• _Written instruction_
Set down all of the data that follows word for word, without the images.

Dataset entries:
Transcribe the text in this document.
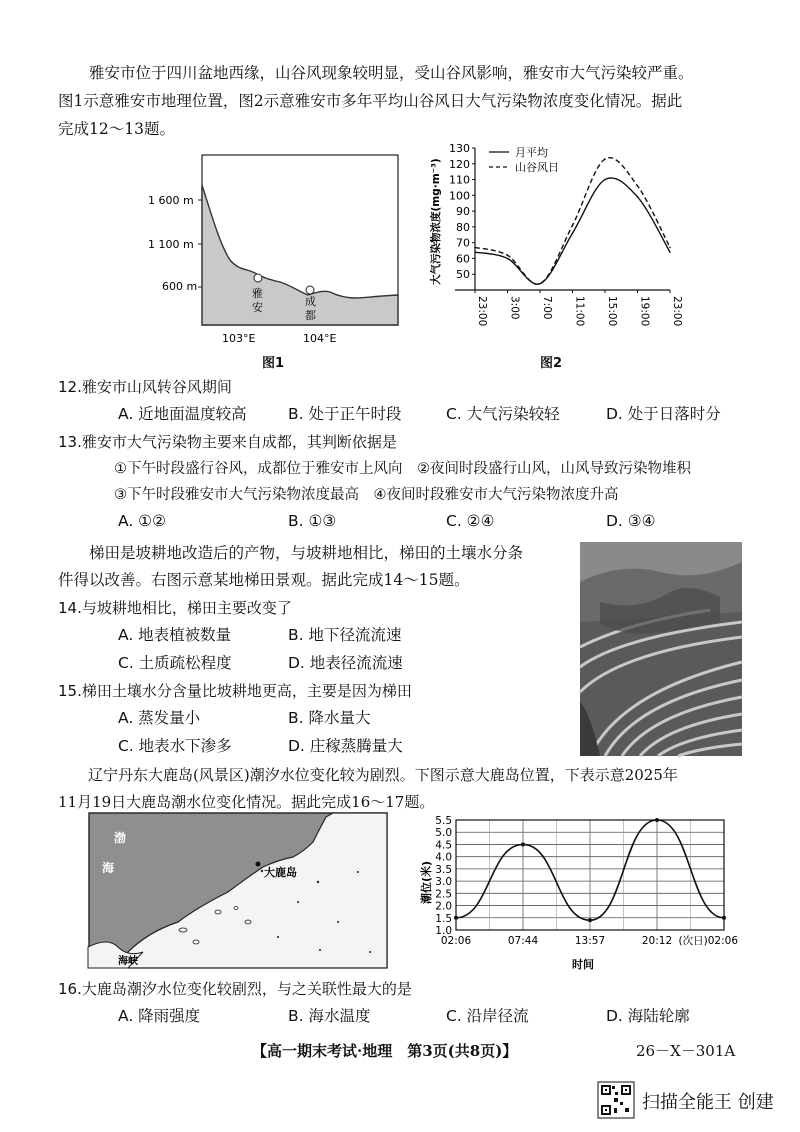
雅安市位于四川盆地西缘，山谷风现象较明显，受山谷风影响，雅安市大气污染较严重。
图1示意雅安市地理位置，图2示意雅安市多年平均山谷风日大气污染物浓度变化情况。据此
完成12～13题。
1 600 m
1 100 m
600 m
雅
安	成
都
103°E	104°E
图1
大气污染物浓度(mg·m⁻³)
月平均
山谷风日
50
60
70
80
90
100
110
120
130
23:00 3:00 7:00 11:00 15:00 19:00 23:00
图2
12.雅安市山风转谷风期间
A. 近地面温度较高	B. 处于正午时段	C. 大气污染较轻	D. 处于日落时分
13.雅安市大气污染物主要来自成都，其判断依据是
①下午时段盛行谷风，成都位于雅安市上风向　②夜间时段盛行山风，山风导致污染物堆积
③下午时段雅安市大气污染物浓度最高　④夜间时段雅安市大气污染物浓度升高
A. ①②	B. ①③	C. ②④	D. ③④
梯田是坡耕地改造后的产物，与坡耕地相比，梯田的土壤水分条
件得以改善。右图示意某地梯田景观。据此完成14～15题。
14.与坡耕地相比，梯田主要改变了
A. 地表植被数量	B. 地下径流流速
C. 土质疏松程度	D. 地表径流流速
15.梯田土壤水分含量比坡耕地更高，主要是因为梯田
A. 蒸发量小	B. 降水量大
C. 地表水下渗多	D. 庄稼蒸腾量大
辽宁丹东大鹿岛(风景区)潮汐水位变化较为剧烈。下图示意大鹿岛位置，下表示意2025年
11月19日大鹿岛潮水位变化情况。据此完成16～17题。
大鹿岛
渤
海
海峡
潮位(米)
时间
1.0
1.5
2.0
2.5
3.0
3.5
4.0
4.5
5.0
5.5
02:06	07:44	13:57	20:12 (次日)02:06
16.大鹿岛潮汐水位变化较剧烈，与之关联性最大的是
A. 降雨强度	B. 海水温度	C. 沿岸径流	D. 海陆轮廓
【高一期末考试·地理　第3页(共8页)】	26－X－301A
扫描全能王 创建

• _Correct answer_
Transcribe the text in this document.
雅安市位于四川盆地西缘，山谷风现象较明显，受山谷风影响，雅安市大气污染较严重。
图1示意雅安市地理位置，图2示意雅安市多年平均山谷风日大气污染物浓度变化情况。据此
完成12～13题。
1 600 m
1 100 m
600 m
雅
安	成
都
103°E	104°E
图1
大气污染物浓度(mg·m⁻³)
月平均
山谷风日
50
60
70
80
90
100
110
120
130
23:00 3:00 7:00 11:00 15:00 19:00 23:00
图2
12.雅安市山风转谷风期间
A. 近地面温度较高	B. 处于正午时段	C. 大气污染较轻	D. 处于日落时分
13.雅安市大气污染物主要来自成都，其判断依据是
①下午时段盛行谷风，成都位于雅安市上风向　②夜间时段盛行山风，山风导致污染物堆积
③下午时段雅安市大气污染物浓度最高　④夜间时段雅安市大气污染物浓度升高
A. ①②	B. ①③	C. ②④	D. ③④
梯田是坡耕地改造后的产物，与坡耕地相比，梯田的土壤水分条
件得以改善。右图示意某地梯田景观。据此完成14～15题。
14.与坡耕地相比，梯田主要改变了
A. 地表植被数量	B. 地下径流流速
C. 土质疏松程度	D. 地表径流流速
15.梯田土壤水分含量比坡耕地更高，主要是因为梯田
A. 蒸发量小	B. 降水量大
C. 地表水下渗多	D. 庄稼蒸腾量大
辽宁丹东大鹿岛(风景区)潮汐水位变化较为剧烈。下图示意大鹿岛位置，下表示意2025年
11月19日大鹿岛潮水位变化情况。据此完成16～17题。
大鹿岛
渤
海
海峡
潮位(米)
时间
1.0
1.5
2.0
2.5
3.0
3.5
4.0
4.5
5.0
5.5
02:06	07:44	13:57	20:12 (次日)02:06
16.大鹿岛潮汐水位变化较剧烈，与之关联性最大的是
A. 降雨强度	B. 海水温度	C. 沿岸径流	D. 海陆轮廓
【高一期末考试·地理　第3页(共8页)】	26－X－301A
扫描全能王 创建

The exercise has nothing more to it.